The decline in the bank capital ratios in New England was greater than the rest of the
nation in the late 1980s and early 1990s and was due in part to the difficult economic situation
Massachusetts and New England experienced. The economic situation, coupled with harsh
regulatory actions put the regions banks and employers in a very trying situation. One could
argue that, as a result of this experience, consolidation leads to larger banks with a diversification
across geographic regions and product lines which could make small business borrowers less
dependent on the vagaries of local banking markets in the future.

Any exammation of small business access to business credit must also examine the
impact that non-bank financial institutions and organizations play in lending to small businesses.

__Information provided__
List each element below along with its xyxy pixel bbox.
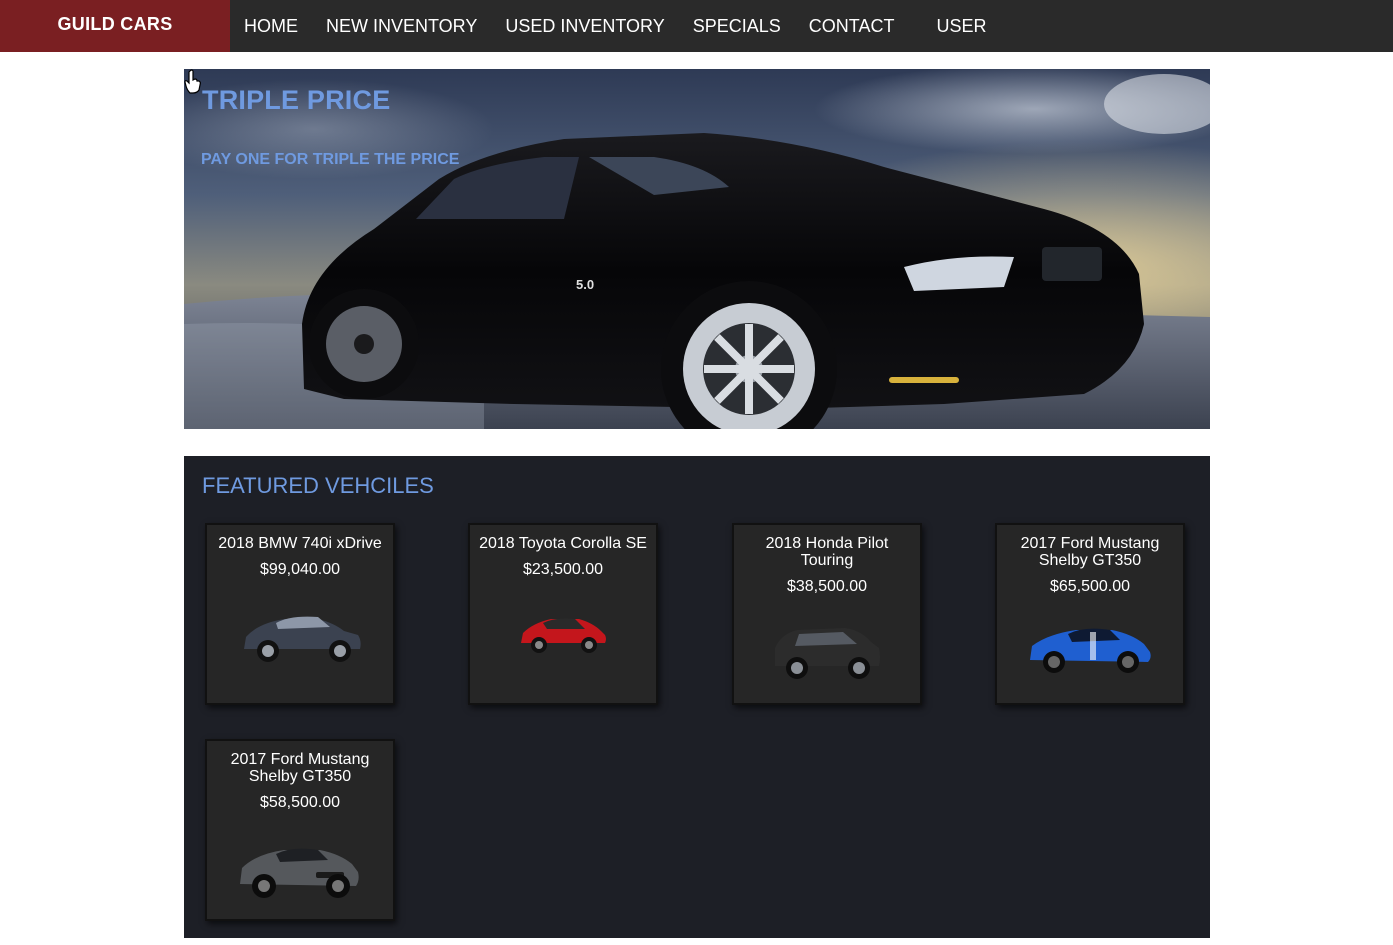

__What is asked__
In the passage on New England bank capital ratios, during what period did the region's decline in those ratios exceed that of the rest of the nation?

__Finished answer__
The late 1980s and early 1990s.